◆ **PROBLEM TO SOLVE**
Output every line of the listing below as a Markdown table with two columns, Row and Line, leaving out any blank lines.

-- start of DATA LINES --

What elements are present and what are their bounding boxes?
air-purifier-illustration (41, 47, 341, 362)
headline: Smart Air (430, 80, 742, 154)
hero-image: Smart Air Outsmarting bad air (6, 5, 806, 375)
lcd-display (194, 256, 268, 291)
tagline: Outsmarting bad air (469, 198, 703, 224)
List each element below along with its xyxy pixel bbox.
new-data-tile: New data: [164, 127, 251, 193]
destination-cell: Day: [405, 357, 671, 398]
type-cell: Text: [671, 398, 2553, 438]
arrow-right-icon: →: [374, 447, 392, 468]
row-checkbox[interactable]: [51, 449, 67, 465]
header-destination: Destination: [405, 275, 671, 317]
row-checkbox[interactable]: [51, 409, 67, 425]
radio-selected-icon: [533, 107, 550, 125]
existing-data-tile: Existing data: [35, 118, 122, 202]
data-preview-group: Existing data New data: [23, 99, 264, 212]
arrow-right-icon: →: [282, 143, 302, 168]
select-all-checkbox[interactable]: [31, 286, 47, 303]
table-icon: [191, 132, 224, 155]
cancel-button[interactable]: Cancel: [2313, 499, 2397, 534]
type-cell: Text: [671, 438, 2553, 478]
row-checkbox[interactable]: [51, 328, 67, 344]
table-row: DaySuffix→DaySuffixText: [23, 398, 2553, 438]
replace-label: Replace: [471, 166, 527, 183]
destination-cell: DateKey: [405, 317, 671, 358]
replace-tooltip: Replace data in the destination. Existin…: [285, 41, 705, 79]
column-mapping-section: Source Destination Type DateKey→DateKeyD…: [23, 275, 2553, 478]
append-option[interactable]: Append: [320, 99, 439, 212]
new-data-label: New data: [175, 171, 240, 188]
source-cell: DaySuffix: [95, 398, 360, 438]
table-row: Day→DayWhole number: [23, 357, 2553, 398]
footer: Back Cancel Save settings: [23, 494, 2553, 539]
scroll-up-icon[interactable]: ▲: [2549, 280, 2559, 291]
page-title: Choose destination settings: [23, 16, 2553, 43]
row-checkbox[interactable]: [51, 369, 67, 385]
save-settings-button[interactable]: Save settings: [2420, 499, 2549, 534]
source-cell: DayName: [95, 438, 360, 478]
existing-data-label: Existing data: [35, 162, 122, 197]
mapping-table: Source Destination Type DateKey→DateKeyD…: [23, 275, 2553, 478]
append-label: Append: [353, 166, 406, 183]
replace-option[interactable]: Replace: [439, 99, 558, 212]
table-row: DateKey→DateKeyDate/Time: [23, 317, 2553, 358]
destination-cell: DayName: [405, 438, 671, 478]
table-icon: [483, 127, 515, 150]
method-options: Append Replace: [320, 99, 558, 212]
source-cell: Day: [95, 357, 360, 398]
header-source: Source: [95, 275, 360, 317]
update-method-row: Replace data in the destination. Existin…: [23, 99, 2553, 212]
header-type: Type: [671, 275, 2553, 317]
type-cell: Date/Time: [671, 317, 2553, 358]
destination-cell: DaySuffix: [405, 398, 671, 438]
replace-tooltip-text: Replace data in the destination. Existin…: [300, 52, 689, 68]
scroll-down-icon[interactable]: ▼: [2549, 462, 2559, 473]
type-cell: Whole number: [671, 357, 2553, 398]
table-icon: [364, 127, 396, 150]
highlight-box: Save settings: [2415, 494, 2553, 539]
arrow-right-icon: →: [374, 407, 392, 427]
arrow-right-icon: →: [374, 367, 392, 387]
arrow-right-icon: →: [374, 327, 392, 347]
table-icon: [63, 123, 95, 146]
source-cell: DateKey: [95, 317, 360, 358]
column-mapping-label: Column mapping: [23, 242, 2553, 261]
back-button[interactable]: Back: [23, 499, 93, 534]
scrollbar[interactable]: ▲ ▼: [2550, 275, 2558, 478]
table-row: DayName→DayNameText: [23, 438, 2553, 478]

-- end of DATA LINES --

◆ **PROBLEM SOLUTION**
| Row | Line |
|---|---|
| 1 | What elements are present and what are their bounding boxes? |
| 2 | air-purifier-illustration (41, 47, 341, 362) |
| 3 | headline: Smart Air (430, 80, 742, 154) |
| 4 | hero-image: Smart Air Outsmarting bad air (6, 5, 806, 375) |
| 5 | lcd-display (194, 256, 268, 291) |
| 6 | tagline: Outsmarting bad air (469, 198, 703, 224) |
| 7 | List each element below along with its xyxy pixel bbox. |
| 8 | new-data-tile: New data: [164, 127, 251, 193] |
| 9 | destination-cell: Day: [405, 357, 671, 398] |
| 10 | type-cell: Text: [671, 398, 2553, 438] |
| 11 | arrow-right-icon: →: [374, 447, 392, 468] |
| 12 | row-checkbox[interactable]: [51, 449, 67, 465] |
| 13 | header-destination: Destination: [405, 275, 671, 317] |
| 14 | row-checkbox[interactable]: [51, 409, 67, 425] |
| 15 | radio-selected-icon: [533, 107, 550, 125] |
| 16 | existing-data-tile: Existing data: [35, 118, 122, 202] |
| 17 | data-preview-group: Existing data New data: [23, 99, 264, 212] |
| 18 | arrow-right-icon: →: [282, 143, 302, 168] |
| 19 | select-all-checkbox[interactable]: [31, 286, 47, 303] |
| 20 | table-icon: [191, 132, 224, 155] |
| 21 | cancel-button[interactable]: Cancel: [2313, 499, 2397, 534] |
| 22 | type-cell: Text: [671, 438, 2553, 478] |
| 23 | row-checkbox[interactable]: [51, 328, 67, 344] |
| 24 | table-row: DaySuffix→DaySuffixText: [23, 398, 2553, 438] |
| 25 | replace-label: Replace: [471, 166, 527, 183] |
| 26 | destination-cell: DateKey: [405, 317, 671, 358] |
| 27 | replace-tooltip: Replace data in the destination. Existin…: [285, 41, 705, 79] |
| 28 | column-mapping-section: Source Destination Type DateKey→DateKeyD…: [23, 275, 2553, 478] |
| 29 | append-option[interactable]: Append: [320, 99, 439, 212] |
| 30 | new-data-label: New data: [175, 171, 240, 188] |
| 31 | source-cell: DaySuffix: [95, 398, 360, 438] |
| 32 | table-row: Day→DayWhole number: [23, 357, 2553, 398] |
| 33 | footer: Back Cancel Save settings: [23, 494, 2553, 539] |
| 34 | scroll-up-icon[interactable]: ▲: [2549, 280, 2559, 291] |
| 35 | page-title: Choose destination settings: [23, 16, 2553, 43] |
| 36 | row-checkbox[interactable]: [51, 369, 67, 385] |
| 37 | save-settings-button[interactable]: Save settings: [2420, 499, 2549, 534] |
| 38 | source-cell: DayName: [95, 438, 360, 478] |
| 39 | existing-data-label: Existing data: [35, 162, 122, 197] |
| 40 | mapping-table: Source Destination Type DateKey→DateKeyD…: [23, 275, 2553, 478] |
| 41 | append-label: Append: [353, 166, 406, 183] |
| 42 | replace-option[interactable]: Replace: [439, 99, 558, 212] |
| 43 | table-row: DateKey→DateKeyDate/Time: [23, 317, 2553, 358] |
| 44 | destination-cell: DayName: [405, 438, 671, 478] |
| 45 | table-icon: [483, 127, 515, 150] |
| 46 | method-options: Append Replace: [320, 99, 558, 212] |
| 47 | source-cell: Day: [95, 357, 360, 398] |
| 48 | header-source: Source: [95, 275, 360, 317] |
| 49 | update-method-row: Replace data in the destination. Existin…: [23, 99, 2553, 212] |
| 50 | header-type: Type: [671, 275, 2553, 317] |
| 51 | type-cell: Date/Time: [671, 317, 2553, 358] |
| 52 | destination-cell: DaySuffix: [405, 398, 671, 438] |
| 53 | replace-tooltip-text: Replace data in the destination. Existin…: [300, 52, 689, 68] |
| 54 | scroll-down-icon[interactable]: ▼: [2549, 462, 2559, 473] |
| 55 | type-cell: Whole number: [671, 357, 2553, 398] |
| 56 | table-icon: [364, 127, 396, 150] |
| 57 | highlight-box: Save settings: [2415, 494, 2553, 539] |
| 58 | arrow-right-icon: →: [374, 407, 392, 427] |
| 59 | arrow-right-icon: →: [374, 367, 392, 387] |
| 60 | arrow-right-icon: →: [374, 327, 392, 347] |
| 61 | table-icon: [63, 123, 95, 146] |
| 62 | source-cell: DateKey: [95, 317, 360, 358] |
| 63 | column-mapping-label: Column mapping: [23, 242, 2553, 261] |
| 64 | back-button[interactable]: Back: [23, 499, 93, 534] |
| 65 | scrollbar[interactable]: ▲ ▼: [2550, 275, 2558, 478] |
| 66 | table-row: DayName→DayNameText: [23, 438, 2553, 478] |